What you should do:
Return the records that follow, matching each one exactly.

Extracted records
** start **

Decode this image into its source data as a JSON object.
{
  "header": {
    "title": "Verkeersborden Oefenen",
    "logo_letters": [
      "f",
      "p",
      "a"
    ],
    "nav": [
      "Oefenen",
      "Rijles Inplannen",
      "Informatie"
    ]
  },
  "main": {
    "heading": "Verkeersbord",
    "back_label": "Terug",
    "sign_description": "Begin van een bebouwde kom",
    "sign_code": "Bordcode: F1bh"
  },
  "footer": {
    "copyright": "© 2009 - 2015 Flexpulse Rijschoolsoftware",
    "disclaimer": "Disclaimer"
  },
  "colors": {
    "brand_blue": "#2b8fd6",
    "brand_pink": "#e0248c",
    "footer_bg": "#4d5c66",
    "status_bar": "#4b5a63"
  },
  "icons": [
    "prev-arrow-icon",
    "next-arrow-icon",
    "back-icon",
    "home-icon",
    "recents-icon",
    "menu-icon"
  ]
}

** end **

Exercise solution:
Decode this image into its source data as a JSON object.
{
  "header": {
    "title": "Verkeersborden Oefenen",
    "logo_letters": [
      "f",
      "p",
      "a"
    ],
    "nav": [
      "Oefenen",
      "Rijles Inplannen",
      "Informatie"
    ]
  },
  "main": {
    "heading": "Verkeersbord",
    "back_label": "Terug",
    "sign_description": "Begin van een bebouwde kom",
    "sign_code": "Bordcode: F1bh"
  },
  "footer": {
    "copyright": "© 2009 - 2015 Flexpulse Rijschoolsoftware",
    "disclaimer": "Disclaimer"
  },
  "colors": {
    "brand_blue": "#2b8fd6",
    "brand_pink": "#e0248c",
    "footer_bg": "#4d5c66",
    "status_bar": "#4b5a63"
  },
  "icons": [
    "prev-arrow-icon",
    "next-arrow-icon",
    "back-icon",
    "home-icon",
    "recents-icon",
    "menu-icon"
  ]
}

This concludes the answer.